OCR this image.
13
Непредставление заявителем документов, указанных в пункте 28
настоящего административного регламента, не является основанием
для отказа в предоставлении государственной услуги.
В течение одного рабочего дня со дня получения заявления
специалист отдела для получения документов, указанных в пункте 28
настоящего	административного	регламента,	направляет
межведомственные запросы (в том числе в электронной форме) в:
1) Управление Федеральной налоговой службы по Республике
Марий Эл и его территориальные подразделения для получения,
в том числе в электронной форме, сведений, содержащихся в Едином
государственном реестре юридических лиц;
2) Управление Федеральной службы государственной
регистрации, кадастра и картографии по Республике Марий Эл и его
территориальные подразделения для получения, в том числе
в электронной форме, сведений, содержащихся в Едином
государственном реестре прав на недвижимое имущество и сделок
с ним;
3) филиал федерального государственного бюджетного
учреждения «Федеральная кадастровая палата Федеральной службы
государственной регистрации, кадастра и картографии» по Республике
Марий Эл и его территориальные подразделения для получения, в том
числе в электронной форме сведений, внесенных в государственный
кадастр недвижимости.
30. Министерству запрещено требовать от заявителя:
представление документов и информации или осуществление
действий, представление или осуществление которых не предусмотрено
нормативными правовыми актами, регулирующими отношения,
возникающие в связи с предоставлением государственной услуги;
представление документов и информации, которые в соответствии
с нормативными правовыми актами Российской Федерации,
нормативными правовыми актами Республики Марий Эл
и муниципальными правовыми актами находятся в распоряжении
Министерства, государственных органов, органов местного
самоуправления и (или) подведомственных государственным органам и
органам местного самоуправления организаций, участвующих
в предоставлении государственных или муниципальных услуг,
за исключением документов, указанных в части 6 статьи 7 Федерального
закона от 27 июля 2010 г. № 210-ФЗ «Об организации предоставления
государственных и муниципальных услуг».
--------------------
**THE TASK**
Return the material in full, exactly as shown.

**FINISHED ANSWER**
OCR this image.
13
Непредставление заявителем документов, указанных в пункте 28
настоящего административного регламента, не является основанием
для отказа в предоставлении государственной услуги.
В течение одного рабочего дня со дня получения заявления
специалист отдела для получения документов, указанных в пункте 28
настоящего	административного	регламента,	направляет
межведомственные запросы (в том числе в электронной форме) в:
1) Управление Федеральной налоговой службы по Республике
Марий Эл и его территориальные подразделения для получения,
в том числе в электронной форме, сведений, содержащихся в Едином
государственном реестре юридических лиц;
2) Управление Федеральной службы государственной
регистрации, кадастра и картографии по Республике Марий Эл и его
территориальные подразделения для получения, в том числе
в электронной форме, сведений, содержащихся в Едином
государственном реестре прав на недвижимое имущество и сделок
с ним;
3) филиал федерального государственного бюджетного
учреждения «Федеральная кадастровая палата Федеральной службы
государственной регистрации, кадастра и картографии» по Республике
Марий Эл и его территориальные подразделения для получения, в том
числе в электронной форме сведений, внесенных в государственный
кадастр недвижимости.
30. Министерству запрещено требовать от заявителя:
представление документов и информации или осуществление
действий, представление или осуществление которых не предусмотрено
нормативными правовыми актами, регулирующими отношения,
возникающие в связи с предоставлением государственной услуги;
представление документов и информации, которые в соответствии
с нормативными правовыми актами Российской Федерации,
нормативными правовыми актами Республики Марий Эл
и муниципальными правовыми актами находятся в распоряжении
Министерства, государственных органов, органов местного
самоуправления и (или) подведомственных государственным органам и
органам местного самоуправления организаций, участвующих
в предоставлении государственных или муниципальных услуг,
за исключением документов, указанных в части 6 статьи 7 Федерального
закона от 27 июля 2010 г. № 210-ФЗ «Об организации предоставления
государственных и муниципальных услуг».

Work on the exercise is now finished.